→ **WHAT YOU SHOULD DO**: Write out each line in which the string "SLSU" is present.

→ **DATA FOR PROCESSING**:
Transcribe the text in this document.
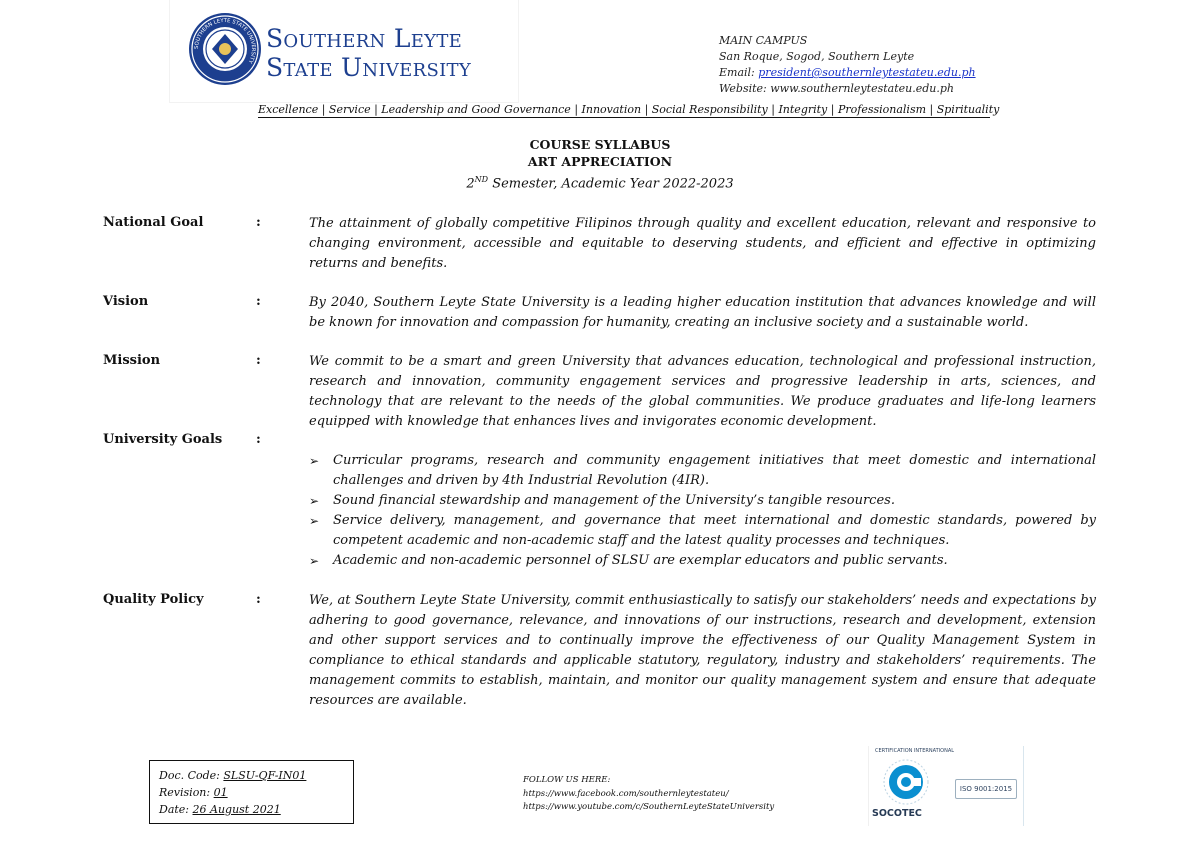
SOUTHERN LEYTE STATE UNIVERSITY
Southern Leyte
State University
MAIN CAMPUS
San Roque, Sogod, Southern Leyte
Email: president@southernleytestateu.edu.ph
Website: www.southernleytestateu.edu.ph
Excellence | Service | Leadership and Good Governance | Innovation | Social Responsibility | Integrity | Professionalism | Spirituality
COURSE SYLLABUS
ART APPRECIATION
2ND Semester, Academic Year 2022-2023
National Goal	:	The attainment of globally competitive Filipinos through quality and excellent education, relevant and responsive to changing environment, accessible and equitable to deserving students, and efficient and effective in optimizing returns and benefits.
Vision	:	By 2040, Southern Leyte State University is a leading higher education institution that advances knowledge and will be known for innovation and compassion for humanity, creating an inclusive society and a sustainable world.
Mission	:	We commit to be a smart and green University that advances education, technological and professional instruction, research and innovation, community engagement services and progressive leadership in arts, sciences, and technology that are relevant to the needs of the global communities. We produce graduates and life-long learners equipped with knowledge that enhances lives and invigorates economic development.
University Goals	:
➢ Curricular programs, research and community engagement initiatives that meet domestic and international challenges and driven by 4th Industrial Revolution (4IR).
➢ Sound financial stewardship and management of the University’s tangible resources.
➢ Service delivery, management, and governance that meet international and domestic standards, powered by competent academic and non-academic staff and the latest quality processes and techniques.
➢ Academic and non-academic personnel of SLSU are exemplar educators and public servants.
Quality Policy	:	We, at Southern Leyte State University, commit enthusiastically to satisfy our stakeholders’ needs and expectations by adhering to good governance, relevance, and innovations of our instructions, research and development, extension and other support services and to continually improve the effectiveness of our Quality Management System in compliance to ethical standards and applicable statutory, regulatory, industry and stakeholders’ requirements. The management commits to establish, maintain, and monitor our quality management system and ensure that adequate resources are available.
Doc. Code: SLSU-QF-IN01
Revision: 01
Date: 26 August 2021
FOLLOW US HERE:
https://www.facebook.com/southernleytestateu/
https://www.youtube.com/c/SouthernLeyteStateUniversity
CERTIFICATION INTERNATIONAL
SOCOTEC
ISO 9001:2015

→ **WRITTEN ANSWER**:
➢ Academic and non-academic personnel of SLSU are exemplar educators and public servants.
Doc. Code: SLSU-QF-IN01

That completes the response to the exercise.